-- GIVEN EXERCISE --
Skip the pictures. Reproduce all other material exactly.

-- RECORDS FOR THE EXERCISE --
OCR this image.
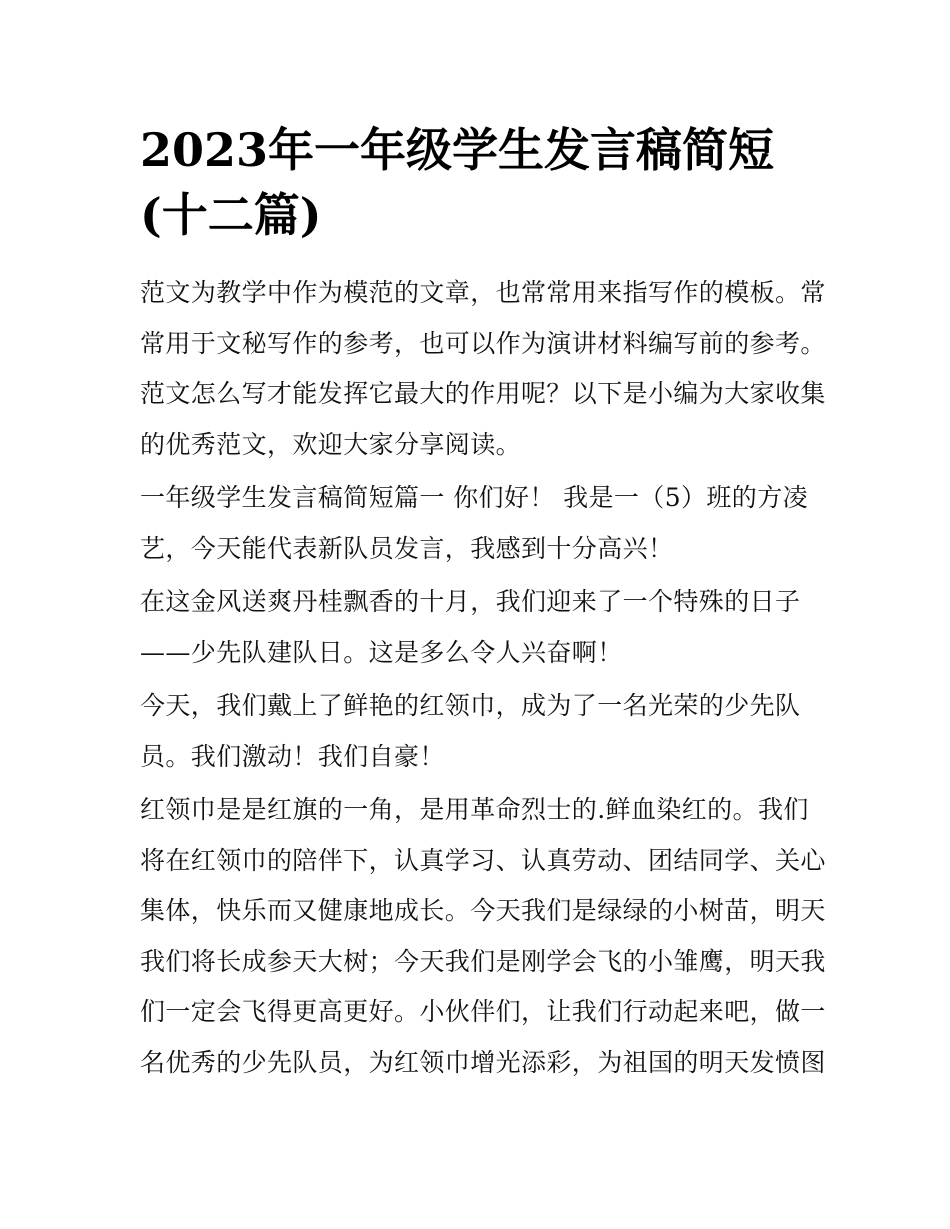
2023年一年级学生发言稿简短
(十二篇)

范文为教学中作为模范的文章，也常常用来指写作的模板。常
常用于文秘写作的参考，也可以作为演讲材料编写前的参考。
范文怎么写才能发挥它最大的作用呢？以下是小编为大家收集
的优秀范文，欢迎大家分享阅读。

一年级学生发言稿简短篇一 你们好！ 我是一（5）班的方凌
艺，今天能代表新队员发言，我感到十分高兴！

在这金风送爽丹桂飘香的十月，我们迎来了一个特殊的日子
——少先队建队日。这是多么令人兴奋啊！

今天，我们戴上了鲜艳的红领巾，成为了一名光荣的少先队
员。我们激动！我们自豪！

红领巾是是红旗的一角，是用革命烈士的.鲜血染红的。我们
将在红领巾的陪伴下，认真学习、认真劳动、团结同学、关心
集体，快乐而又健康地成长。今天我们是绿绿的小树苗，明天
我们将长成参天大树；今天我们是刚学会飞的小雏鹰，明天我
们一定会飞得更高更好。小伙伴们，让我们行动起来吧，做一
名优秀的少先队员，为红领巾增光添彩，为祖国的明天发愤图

-- SOLUTION TO THIS TASK --
OCR this image.
2023年一年级学生发言稿简短
(十二篇)

范文为教学中作为模范的文章，也常常用来指写作的模板。常
常用于文秘写作的参考，也可以作为演讲材料编写前的参考。
范文怎么写才能发挥它最大的作用呢？以下是小编为大家收集
的优秀范文，欢迎大家分享阅读。

一年级学生发言稿简短篇一 你们好！ 我是一（5）班的方凌
艺，今天能代表新队员发言，我感到十分高兴！

在这金风送爽丹桂飘香的十月，我们迎来了一个特殊的日子
——少先队建队日。这是多么令人兴奋啊！

今天，我们戴上了鲜艳的红领巾，成为了一名光荣的少先队
员。我们激动！我们自豪！

红领巾是是红旗的一角，是用革命烈士的.鲜血染红的。我们
将在红领巾的陪伴下，认真学习、认真劳动、团结同学、关心
集体，快乐而又健康地成长。今天我们是绿绿的小树苗，明天
我们将长成参天大树；今天我们是刚学会飞的小雏鹰，明天我
们一定会飞得更高更好。小伙伴们，让我们行动起来吧，做一
名优秀的少先队员，为红领巾增光添彩，为祖国的明天发愤图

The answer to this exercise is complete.